**WRITTEN TASK**
Give every line from the entries that contains "автономное".

**INFORMATION SHOWN**
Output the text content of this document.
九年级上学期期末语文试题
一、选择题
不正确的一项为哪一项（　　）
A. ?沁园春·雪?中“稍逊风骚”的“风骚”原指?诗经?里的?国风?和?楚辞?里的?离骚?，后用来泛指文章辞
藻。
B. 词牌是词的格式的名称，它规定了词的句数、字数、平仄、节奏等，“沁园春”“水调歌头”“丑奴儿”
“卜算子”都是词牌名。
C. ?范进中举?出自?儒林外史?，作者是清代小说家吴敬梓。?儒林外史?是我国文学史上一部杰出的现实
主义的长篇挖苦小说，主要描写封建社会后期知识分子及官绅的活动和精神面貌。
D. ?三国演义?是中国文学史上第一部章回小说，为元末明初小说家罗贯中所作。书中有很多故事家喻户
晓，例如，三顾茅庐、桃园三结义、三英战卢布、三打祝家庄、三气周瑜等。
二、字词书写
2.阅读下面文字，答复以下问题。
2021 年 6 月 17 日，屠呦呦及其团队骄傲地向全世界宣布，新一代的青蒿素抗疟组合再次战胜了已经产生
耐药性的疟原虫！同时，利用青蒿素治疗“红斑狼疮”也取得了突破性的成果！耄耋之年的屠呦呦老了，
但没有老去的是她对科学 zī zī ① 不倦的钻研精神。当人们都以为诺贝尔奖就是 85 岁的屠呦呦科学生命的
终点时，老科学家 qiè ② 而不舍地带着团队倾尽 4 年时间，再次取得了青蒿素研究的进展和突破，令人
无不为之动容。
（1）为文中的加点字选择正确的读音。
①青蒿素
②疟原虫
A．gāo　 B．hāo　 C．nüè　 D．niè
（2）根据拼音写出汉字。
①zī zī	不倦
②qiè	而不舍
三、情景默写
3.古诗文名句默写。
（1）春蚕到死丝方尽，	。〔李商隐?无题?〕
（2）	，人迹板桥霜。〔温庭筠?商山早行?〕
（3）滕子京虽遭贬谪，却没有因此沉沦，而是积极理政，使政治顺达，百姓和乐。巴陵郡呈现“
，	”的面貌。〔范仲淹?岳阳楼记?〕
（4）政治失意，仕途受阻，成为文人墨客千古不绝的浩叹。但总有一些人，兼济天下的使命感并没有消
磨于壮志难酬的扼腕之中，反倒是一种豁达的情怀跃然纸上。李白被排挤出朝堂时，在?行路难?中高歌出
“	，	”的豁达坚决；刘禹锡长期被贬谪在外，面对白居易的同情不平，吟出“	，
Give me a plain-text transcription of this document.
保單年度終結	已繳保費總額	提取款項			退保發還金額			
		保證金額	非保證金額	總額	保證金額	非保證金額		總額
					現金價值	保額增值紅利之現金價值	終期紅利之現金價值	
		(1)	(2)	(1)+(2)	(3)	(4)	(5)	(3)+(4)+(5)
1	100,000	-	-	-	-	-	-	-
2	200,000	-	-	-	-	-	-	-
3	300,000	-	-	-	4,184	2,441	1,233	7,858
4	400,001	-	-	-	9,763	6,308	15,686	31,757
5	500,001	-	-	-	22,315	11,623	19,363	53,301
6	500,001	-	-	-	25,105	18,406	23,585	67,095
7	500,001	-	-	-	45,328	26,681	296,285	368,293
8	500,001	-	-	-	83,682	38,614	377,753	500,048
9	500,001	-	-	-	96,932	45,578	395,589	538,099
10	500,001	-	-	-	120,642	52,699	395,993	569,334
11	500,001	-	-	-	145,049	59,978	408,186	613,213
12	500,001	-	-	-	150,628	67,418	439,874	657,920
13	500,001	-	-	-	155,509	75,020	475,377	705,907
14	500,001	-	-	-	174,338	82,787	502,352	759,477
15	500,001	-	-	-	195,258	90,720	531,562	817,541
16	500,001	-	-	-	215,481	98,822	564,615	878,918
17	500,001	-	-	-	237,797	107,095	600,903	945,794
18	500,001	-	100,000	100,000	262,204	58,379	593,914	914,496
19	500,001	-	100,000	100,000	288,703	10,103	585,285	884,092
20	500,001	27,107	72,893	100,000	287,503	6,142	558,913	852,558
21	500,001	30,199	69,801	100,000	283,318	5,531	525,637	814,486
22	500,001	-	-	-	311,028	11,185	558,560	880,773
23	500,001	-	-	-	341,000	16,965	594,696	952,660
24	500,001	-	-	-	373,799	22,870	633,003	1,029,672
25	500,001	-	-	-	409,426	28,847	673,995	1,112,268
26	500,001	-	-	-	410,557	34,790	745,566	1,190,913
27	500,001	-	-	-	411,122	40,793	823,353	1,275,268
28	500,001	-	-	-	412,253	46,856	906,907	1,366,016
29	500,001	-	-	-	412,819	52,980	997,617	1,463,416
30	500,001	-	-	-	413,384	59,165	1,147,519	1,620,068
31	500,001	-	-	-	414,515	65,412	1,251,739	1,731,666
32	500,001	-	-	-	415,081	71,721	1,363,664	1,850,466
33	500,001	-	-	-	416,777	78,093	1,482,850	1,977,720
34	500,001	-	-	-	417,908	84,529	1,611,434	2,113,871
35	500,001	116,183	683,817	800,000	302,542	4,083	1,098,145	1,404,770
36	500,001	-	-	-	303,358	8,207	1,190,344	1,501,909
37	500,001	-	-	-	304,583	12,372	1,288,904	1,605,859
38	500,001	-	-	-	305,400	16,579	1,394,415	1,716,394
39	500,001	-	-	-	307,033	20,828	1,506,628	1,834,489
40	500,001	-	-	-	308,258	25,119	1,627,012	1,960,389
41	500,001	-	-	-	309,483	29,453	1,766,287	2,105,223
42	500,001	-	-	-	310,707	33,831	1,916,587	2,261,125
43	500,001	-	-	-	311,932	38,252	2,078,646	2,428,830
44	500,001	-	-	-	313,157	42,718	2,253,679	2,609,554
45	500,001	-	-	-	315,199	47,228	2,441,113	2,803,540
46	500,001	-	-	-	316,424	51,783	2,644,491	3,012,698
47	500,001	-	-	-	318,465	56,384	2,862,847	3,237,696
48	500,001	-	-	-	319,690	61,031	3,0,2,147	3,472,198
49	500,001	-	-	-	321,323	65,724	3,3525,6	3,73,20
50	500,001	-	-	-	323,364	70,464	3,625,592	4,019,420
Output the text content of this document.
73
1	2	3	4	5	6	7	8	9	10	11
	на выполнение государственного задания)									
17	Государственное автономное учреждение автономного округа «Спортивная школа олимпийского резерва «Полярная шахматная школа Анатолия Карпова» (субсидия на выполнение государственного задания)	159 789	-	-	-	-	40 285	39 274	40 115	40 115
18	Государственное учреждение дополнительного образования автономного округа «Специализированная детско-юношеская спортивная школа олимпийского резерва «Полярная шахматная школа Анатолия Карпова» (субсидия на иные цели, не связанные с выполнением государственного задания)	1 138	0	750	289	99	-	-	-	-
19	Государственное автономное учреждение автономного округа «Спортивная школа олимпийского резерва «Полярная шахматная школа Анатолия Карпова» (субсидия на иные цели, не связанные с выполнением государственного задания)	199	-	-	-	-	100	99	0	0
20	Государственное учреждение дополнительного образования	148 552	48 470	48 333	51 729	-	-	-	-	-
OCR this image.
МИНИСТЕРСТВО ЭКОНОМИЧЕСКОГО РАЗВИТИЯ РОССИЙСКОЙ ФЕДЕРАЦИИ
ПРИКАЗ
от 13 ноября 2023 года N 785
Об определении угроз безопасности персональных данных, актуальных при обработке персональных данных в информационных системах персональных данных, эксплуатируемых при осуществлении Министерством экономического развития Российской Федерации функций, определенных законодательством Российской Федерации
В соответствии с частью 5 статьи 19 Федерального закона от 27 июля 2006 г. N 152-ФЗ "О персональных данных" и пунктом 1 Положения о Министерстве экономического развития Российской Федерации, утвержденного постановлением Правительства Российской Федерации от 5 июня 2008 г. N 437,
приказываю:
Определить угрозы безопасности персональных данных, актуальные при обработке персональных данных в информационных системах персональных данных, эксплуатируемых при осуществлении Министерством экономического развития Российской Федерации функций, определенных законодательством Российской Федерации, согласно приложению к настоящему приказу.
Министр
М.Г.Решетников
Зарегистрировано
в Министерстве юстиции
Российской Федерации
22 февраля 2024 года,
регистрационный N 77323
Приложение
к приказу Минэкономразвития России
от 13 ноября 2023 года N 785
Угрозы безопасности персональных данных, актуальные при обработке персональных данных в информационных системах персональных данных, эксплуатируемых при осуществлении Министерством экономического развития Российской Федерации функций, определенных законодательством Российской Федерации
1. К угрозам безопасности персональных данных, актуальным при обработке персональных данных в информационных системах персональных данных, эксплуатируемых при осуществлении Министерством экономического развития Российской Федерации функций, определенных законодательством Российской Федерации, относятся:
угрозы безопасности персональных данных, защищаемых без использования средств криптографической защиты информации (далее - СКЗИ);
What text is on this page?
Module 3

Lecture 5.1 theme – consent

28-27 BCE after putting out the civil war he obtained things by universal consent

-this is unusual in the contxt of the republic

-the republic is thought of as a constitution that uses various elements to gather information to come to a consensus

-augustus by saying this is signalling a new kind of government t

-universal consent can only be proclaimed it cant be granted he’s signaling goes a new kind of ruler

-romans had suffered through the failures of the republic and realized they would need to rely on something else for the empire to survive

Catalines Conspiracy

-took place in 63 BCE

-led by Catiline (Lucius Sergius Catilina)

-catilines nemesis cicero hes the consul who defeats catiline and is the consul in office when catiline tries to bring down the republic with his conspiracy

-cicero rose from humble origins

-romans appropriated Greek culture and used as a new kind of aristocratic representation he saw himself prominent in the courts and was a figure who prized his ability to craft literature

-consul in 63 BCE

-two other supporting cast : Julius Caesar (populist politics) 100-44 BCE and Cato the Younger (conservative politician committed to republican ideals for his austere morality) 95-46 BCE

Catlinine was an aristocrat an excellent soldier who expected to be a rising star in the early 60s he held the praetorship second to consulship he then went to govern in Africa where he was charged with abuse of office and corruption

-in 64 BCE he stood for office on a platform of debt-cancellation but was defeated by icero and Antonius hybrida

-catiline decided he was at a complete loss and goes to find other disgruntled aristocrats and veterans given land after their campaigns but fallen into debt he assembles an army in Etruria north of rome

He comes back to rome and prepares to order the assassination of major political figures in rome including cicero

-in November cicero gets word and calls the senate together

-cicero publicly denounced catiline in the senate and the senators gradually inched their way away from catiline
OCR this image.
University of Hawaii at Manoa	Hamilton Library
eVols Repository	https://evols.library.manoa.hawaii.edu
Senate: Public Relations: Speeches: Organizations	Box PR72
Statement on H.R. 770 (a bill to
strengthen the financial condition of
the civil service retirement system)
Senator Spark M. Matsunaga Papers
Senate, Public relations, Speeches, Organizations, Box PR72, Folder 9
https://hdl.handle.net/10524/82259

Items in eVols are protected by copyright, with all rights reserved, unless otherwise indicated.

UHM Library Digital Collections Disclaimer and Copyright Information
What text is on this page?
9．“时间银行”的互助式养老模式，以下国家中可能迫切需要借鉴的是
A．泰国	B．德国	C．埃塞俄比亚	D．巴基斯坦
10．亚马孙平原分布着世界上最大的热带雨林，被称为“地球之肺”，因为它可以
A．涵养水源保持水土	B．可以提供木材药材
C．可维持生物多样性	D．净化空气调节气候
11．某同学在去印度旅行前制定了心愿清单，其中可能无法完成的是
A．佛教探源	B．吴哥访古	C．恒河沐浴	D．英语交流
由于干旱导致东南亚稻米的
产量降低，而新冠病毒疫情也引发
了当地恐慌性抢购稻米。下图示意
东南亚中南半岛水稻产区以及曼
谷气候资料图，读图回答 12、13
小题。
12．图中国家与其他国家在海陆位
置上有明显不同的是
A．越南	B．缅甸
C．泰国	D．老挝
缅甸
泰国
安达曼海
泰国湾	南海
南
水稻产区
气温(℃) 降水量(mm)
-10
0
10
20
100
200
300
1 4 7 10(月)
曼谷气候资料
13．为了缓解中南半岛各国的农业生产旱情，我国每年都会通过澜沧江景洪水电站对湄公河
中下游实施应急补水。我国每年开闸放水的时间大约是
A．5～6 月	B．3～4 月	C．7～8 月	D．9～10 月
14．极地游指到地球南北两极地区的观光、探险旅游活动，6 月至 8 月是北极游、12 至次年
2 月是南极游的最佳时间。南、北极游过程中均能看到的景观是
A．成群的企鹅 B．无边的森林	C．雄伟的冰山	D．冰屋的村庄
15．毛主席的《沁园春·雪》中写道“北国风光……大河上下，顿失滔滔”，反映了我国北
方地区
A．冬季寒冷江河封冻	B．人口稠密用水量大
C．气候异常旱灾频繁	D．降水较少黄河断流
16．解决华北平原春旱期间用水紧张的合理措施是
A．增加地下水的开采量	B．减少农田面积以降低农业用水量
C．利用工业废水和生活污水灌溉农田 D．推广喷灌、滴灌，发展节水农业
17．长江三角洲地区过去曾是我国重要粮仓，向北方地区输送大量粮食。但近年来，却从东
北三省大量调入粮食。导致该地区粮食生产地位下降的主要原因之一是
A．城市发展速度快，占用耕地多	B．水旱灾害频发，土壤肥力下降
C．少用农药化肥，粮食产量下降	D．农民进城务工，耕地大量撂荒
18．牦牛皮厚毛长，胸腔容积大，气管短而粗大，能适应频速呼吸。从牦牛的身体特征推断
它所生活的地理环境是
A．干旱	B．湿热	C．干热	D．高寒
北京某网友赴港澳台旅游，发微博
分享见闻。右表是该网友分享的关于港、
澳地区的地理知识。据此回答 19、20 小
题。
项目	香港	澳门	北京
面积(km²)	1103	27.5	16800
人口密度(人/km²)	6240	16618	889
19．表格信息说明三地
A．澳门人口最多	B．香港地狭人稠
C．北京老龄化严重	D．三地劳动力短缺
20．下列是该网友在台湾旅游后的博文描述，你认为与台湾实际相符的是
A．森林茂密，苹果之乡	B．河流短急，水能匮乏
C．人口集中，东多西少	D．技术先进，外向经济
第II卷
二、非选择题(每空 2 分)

**TASK RESULT**
17	Государственное автономное учреждение автономного округа «Спортивная школа олимпийского резерва «Полярная шахматная школа Анатолия Карпова» (субсидия на выполнение государственного задания)	159 789	-	-	-	-	40 285	39 274	40 115	40 115
19	Государственное автономное учреждение автономного округа «Спортивная школа олимпийского резерва «Полярная шахматная школа Анатолия Карпова» (субсидия на иные цели, не связанные с выполнением государственного задания)	199	-	-	-	-	100	99	0	0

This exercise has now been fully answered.